** Start DATASET **

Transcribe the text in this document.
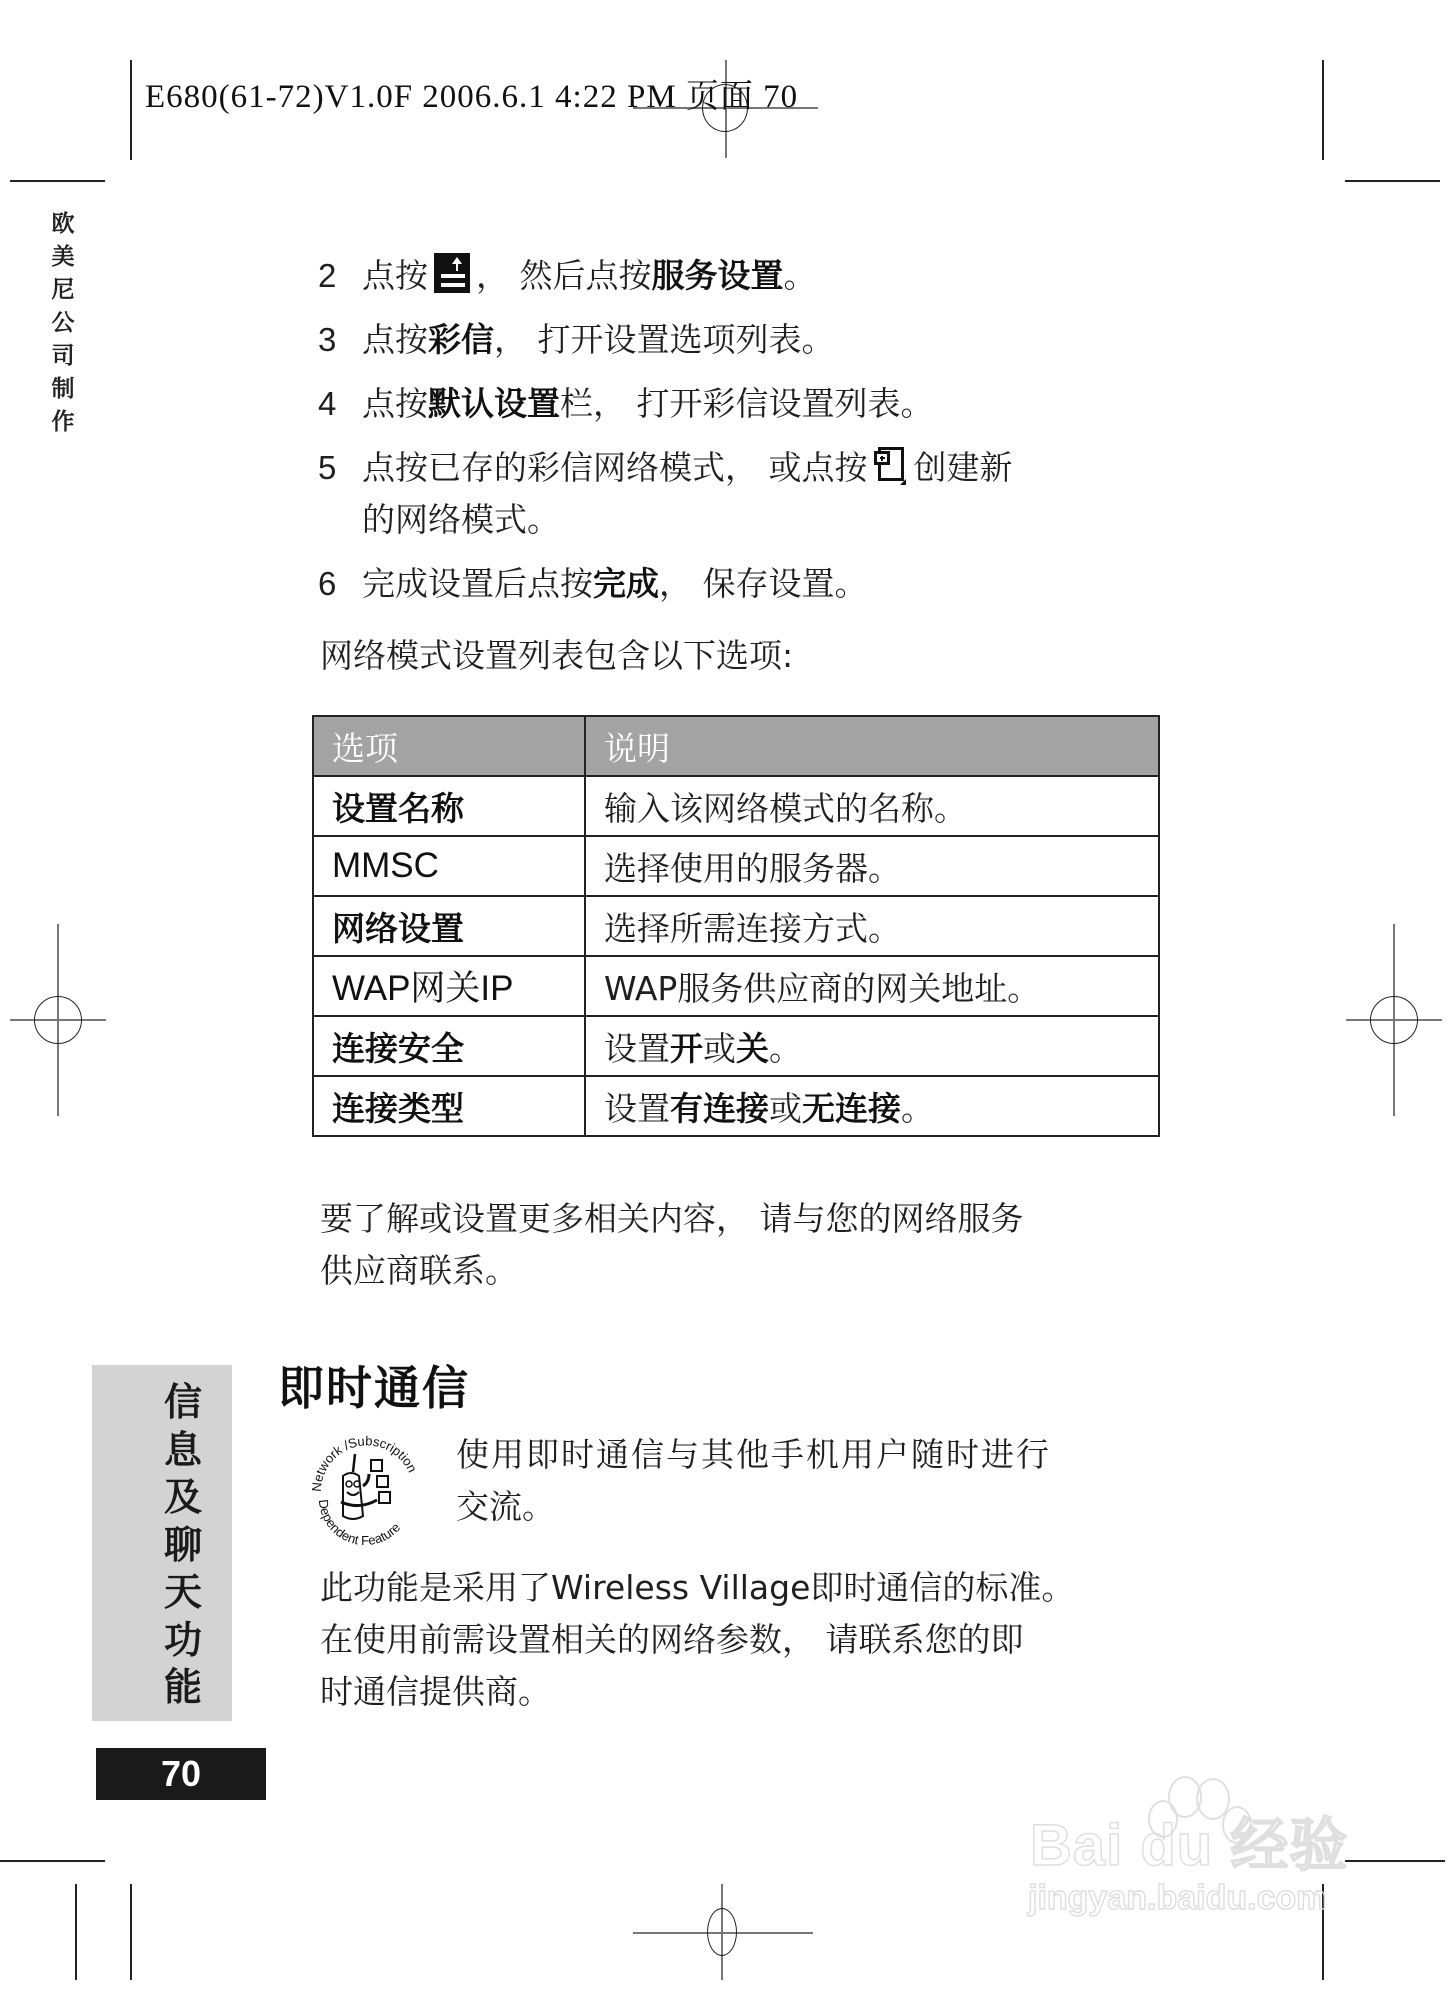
E680(61-72)V1.0F 2006.6.1 4:22 PM 页面 70
欧
美
尼
公
司
制
作
2 点按 ， 然后点按服务设置。
3 点按彩信， 打开设置选项列表。
4 点按默认设置栏， 打开彩信设置列表。
5 点按已存的彩信网络模式， 或点按 创建新
的网络模式。
6 完成设置后点按完成， 保存设置。
网络模式设置列表包含以下选项:
选项	说明
设置名称	输入该网络模式的名称。
MMSC	选择使用的服务器。
网络设置	选择所需连接方式。
WAP网关IP	WAP服务供应商的网关地址。
连接安全	设置开或关。
连接类型	设置有连接或无连接。
要了解或设置更多相关内容， 请与您的网络服务
供应商联系。
即时通信
Network /Subscription
Dependent Feature
使用即时通信与其他手机用户随时进行
交流。
此功能是采用了Wireless Village即时通信的标准。
在使用前需设置相关的网络参数， 请联系您的即
时通信提供商。
信
息
及
聊
天
功
能
70
Bai du 经验
jingyan.baidu.com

** End DATASET **

> _WHAT THE EXERCISE ASKS_:
Pictures don't belong in the copy. Transcribe every record exactly as it appears.

> _EXERCISE RESPONSE_:
Transcribe the text in this document.
E680(61-72)V1.0F 2006.6.1 4:22 PM 页面 70
欧
美
尼
公
司
制
作
2 点按 ， 然后点按服务设置。
3 点按彩信， 打开设置选项列表。
4 点按默认设置栏， 打开彩信设置列表。
5 点按已存的彩信网络模式， 或点按 创建新
的网络模式。
6 完成设置后点按完成， 保存设置。
网络模式设置列表包含以下选项:
选项	说明
设置名称	输入该网络模式的名称。
MMSC	选择使用的服务器。
网络设置	选择所需连接方式。
WAP网关IP	WAP服务供应商的网关地址。
连接安全	设置开或关。
连接类型	设置有连接或无连接。
要了解或设置更多相关内容， 请与您的网络服务
供应商联系。
即时通信
Network /Subscription
Dependent Feature
使用即时通信与其他手机用户随时进行
交流。
此功能是采用了Wireless Village即时通信的标准。
在使用前需设置相关的网络参数， 请联系您的即
时通信提供商。
信
息
及
聊
天
功
能
70
Bai du 经验
jingyan.baidu.com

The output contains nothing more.